- TASK GOAL
From the listing below, extract every line in which the word "watermark" appears.

Begin

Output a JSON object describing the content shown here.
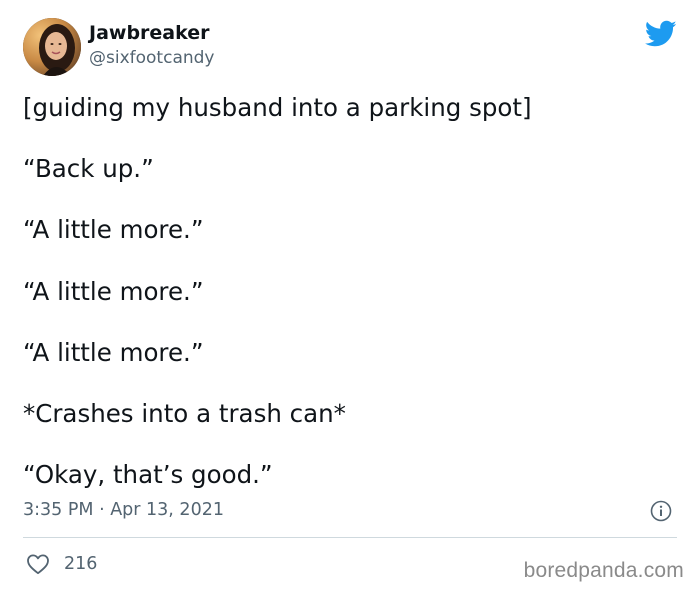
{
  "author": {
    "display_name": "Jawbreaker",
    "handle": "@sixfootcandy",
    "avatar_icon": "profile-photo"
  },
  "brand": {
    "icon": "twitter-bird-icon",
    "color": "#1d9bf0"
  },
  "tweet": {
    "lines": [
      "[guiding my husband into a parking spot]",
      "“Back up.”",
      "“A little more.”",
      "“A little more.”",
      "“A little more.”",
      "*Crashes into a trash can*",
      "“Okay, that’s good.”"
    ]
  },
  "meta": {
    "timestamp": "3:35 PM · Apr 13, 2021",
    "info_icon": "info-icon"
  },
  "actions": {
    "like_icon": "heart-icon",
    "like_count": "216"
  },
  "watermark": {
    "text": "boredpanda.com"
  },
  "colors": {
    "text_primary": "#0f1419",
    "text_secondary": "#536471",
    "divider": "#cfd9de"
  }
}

End
Begin

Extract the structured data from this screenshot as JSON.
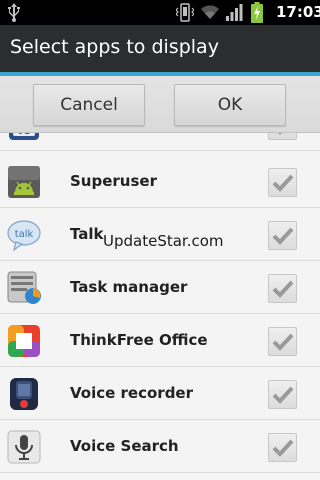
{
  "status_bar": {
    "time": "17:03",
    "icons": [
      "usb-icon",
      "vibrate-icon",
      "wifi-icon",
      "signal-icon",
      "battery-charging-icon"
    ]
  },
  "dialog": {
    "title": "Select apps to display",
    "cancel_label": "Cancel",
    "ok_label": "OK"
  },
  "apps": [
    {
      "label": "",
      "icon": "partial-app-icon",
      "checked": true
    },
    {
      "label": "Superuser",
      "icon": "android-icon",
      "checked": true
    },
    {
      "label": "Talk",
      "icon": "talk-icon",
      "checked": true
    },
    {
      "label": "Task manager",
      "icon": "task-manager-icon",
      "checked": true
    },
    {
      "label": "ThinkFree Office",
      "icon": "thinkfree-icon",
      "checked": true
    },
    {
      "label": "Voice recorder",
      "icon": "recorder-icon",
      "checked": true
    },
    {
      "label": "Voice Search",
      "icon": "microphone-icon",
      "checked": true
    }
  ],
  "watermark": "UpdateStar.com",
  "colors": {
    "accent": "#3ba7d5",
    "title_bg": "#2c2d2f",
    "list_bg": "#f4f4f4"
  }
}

End

- SOLUTION FOR THIS TASK
  "watermark": {
  "watermark": "UpdateStar.com",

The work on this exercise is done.